[Start of Extract to read]

Explore how to enable Istio sidecar on charm pods
ca-scribner opened this issue · 11 comments
Context
To support improved network isolation of Charmed Kubeflow components, investigate how we can attach an istio sidecar to charm pods.
What needs to get done
Definition of Done
- a prototype implementation (spec or working example) that demonstrates how to deploy charms with istio sidecars
Thank you for reporting us your feedback!
The internal ticket has been created: https://warthogs.atlassian.net/browse/KF-5166.
This message was autogenerated
@kimwnasptd suggested doing something similar to observability does here with resource limits. iiuc, in that case each charm that wanted an istio sidecar would modify its own Juju-created StatefulSet to add the istio sidecar annotation, which would trigger a redeploy of the underlying charm(/workload) pod.
Some outstanding questions on this are:
- can you change a
StatefulSet
's pod annotations? I think yes, base on this - changing annotations triggers a rolling restart update that will kill the currently running charm pod (eg: the pod that asked for the annotation change). Is that a problem? It means the charm will be killed at some future time (maybe mid-execution, maybe after full execution). Has o11y had issues with this?
- will Juju overwrite this annotation later? What event hooks do we need to subscribe to to protect us from intervention by Juju?
- if a charm pod modifies itself to add istio, there is a period where the charm pod does not yet have an istio sidecar. Will this cause issues?
edit: by annotations, I think we mean labels
What about other possible solutions? Maybe:
- (added just so its easy to refer to later) using the above suggestion of a charm modifying its own statefulset to add the injection label
- can we tell Juju to set annotations at deploy time, maybe via constraints or config?

[End of Extract to read]

### [Instruction]
Rewrite the Istio sidecar issue between "edit: by annotations, I" and "constraints or config?", inclusive, putting "labels" in place of "annotations".

[Start of Entries shown]

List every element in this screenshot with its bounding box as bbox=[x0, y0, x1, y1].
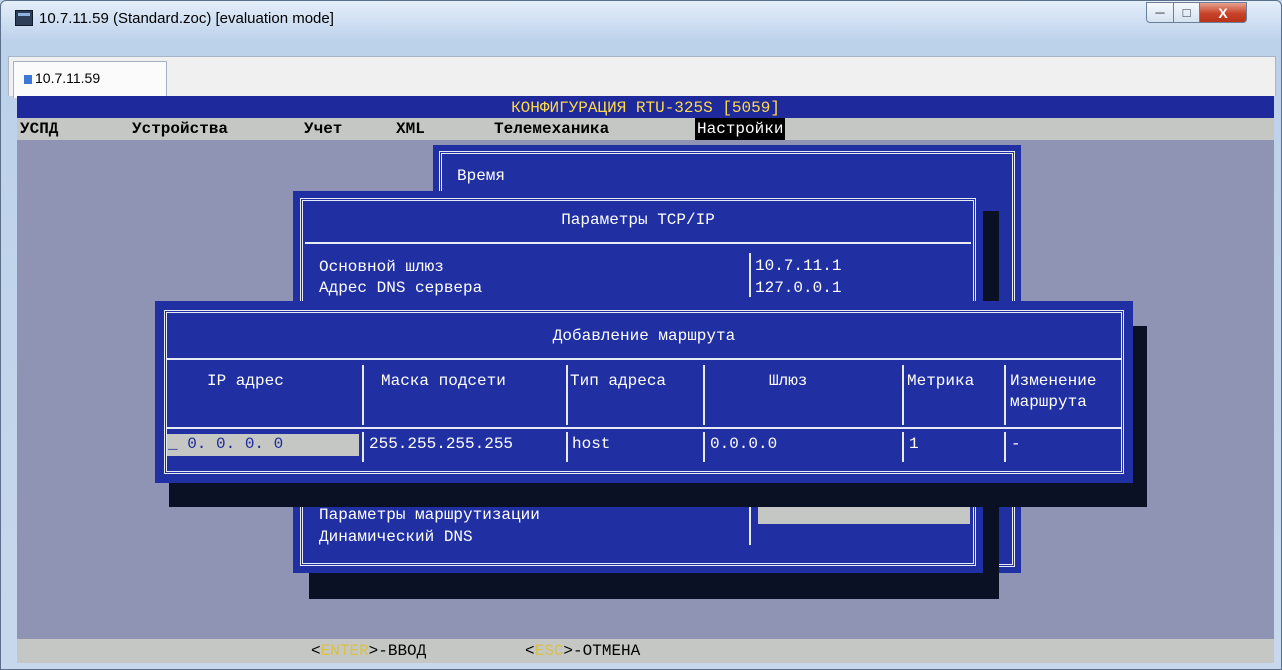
ip-address-input[interactable]: _ 0. 0. 0. 0 bbox=[168, 435, 283, 453]
tab-strip: 10.7.11.59 bbox=[8, 56, 1276, 98]
col-metric: Метрика bbox=[907, 372, 975, 390]
window-title: 10.7.11.59 (Standard.zoc) [evaluation mo… bbox=[39, 10, 334, 27]
dynamic-dns-item[interactable]: Динамический DNS bbox=[319, 528, 473, 546]
esc-hint[interactable]: <ESC>-ОТМЕНА bbox=[525, 639, 640, 663]
col-ip-address: IP адрес bbox=[207, 372, 284, 390]
col-route-change-line2: маршрута bbox=[1010, 393, 1087, 411]
gateway-row-value[interactable]: 0.0.0.0 bbox=[710, 435, 777, 453]
menu-item-devices[interactable]: Устройства bbox=[132, 118, 228, 140]
terminal-header: КОНФИГУРАЦИЯ RTU-325S [5059] bbox=[17, 96, 1274, 118]
metric-value[interactable]: 1 bbox=[909, 435, 919, 453]
close-button[interactable]: X bbox=[1199, 2, 1247, 23]
settings-item-time[interactable]: Время bbox=[457, 167, 505, 185]
session-tab[interactable]: 10.7.11.59 bbox=[13, 61, 167, 98]
gateway-value[interactable]: 10.7.11.1 bbox=[755, 257, 841, 275]
tcp-ip-dialog-title: Параметры TCP/IP bbox=[561, 211, 715, 229]
maximize-button[interactable]: □ bbox=[1173, 2, 1200, 23]
menu-item-xml[interactable]: XML bbox=[396, 118, 425, 140]
terminal-footer: <ENTER>-ВВОД <ESC>-ОТМЕНА bbox=[17, 639, 1274, 663]
routing-params-item[interactable]: Параметры маршрутизации bbox=[319, 506, 540, 524]
menu-item-settings[interactable]: Настройки bbox=[695, 118, 786, 140]
minimize-icon: ─ bbox=[1155, 5, 1165, 20]
menu-item-uspd[interactable]: УСПД bbox=[20, 118, 58, 140]
app-icon[interactable] bbox=[15, 10, 33, 26]
dns-label: Адрес DNS сервера bbox=[319, 279, 483, 297]
terminal-screen[interactable]: КОНФИГУРАЦИЯ RTU-325S [5059] УСПД Устрой… bbox=[17, 96, 1274, 663]
enter-hint[interactable]: <ENTER>-ВВОД bbox=[311, 639, 426, 663]
minimize-button[interactable]: ─ bbox=[1146, 2, 1174, 23]
close-icon: X bbox=[1218, 4, 1228, 21]
col-subnet-mask: Маска подсети bbox=[381, 372, 506, 390]
dns-value[interactable]: 127.0.0.1 bbox=[755, 279, 841, 297]
add-route-dialog: Добавление маршрута IP адрес Маска подсе… bbox=[155, 301, 1133, 483]
route-change-value[interactable]: - bbox=[1011, 435, 1021, 453]
application-window: 10.7.11.59 (Standard.zoc) [evaluation mo… bbox=[0, 0, 1282, 670]
terminal-menu-bar: УСПД Устройства Учет XML Телемеханика На… bbox=[17, 118, 1274, 140]
menu-item-telemechanics[interactable]: Телемеханика bbox=[494, 118, 609, 140]
address-type-value[interactable]: host bbox=[572, 435, 610, 453]
menu-item-accounting[interactable]: Учет bbox=[304, 118, 342, 140]
col-gateway: Шлюз bbox=[769, 372, 808, 390]
subnet-mask-value[interactable]: 255.255.255.255 bbox=[369, 435, 513, 453]
maximize-icon: □ bbox=[1182, 5, 1191, 20]
title-bar[interactable]: 10.7.11.59 (Standard.zoc) [evaluation mo… bbox=[1, 1, 1281, 35]
col-address-type: Тип адреса bbox=[570, 372, 667, 390]
terminal-tab-icon bbox=[24, 75, 32, 84]
col-route-change: Изменение bbox=[1010, 372, 1097, 390]
session-tab-label: 10.7.11.59 bbox=[35, 70, 101, 86]
add-route-dialog-title: Добавление маршрута bbox=[552, 327, 736, 345]
gateway-label: Основной шлюз bbox=[319, 258, 444, 276]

[End of Entries shown]

### [Result]
edit: by labels, I think we mean labels
What about other possible solutions? Maybe:
- (added just so its easy to refer to later) using the above suggestion of a charm modifying its own statefulset to add the injection label
- can we tell Juju to set labels at deploy time, maybe via constraints or config?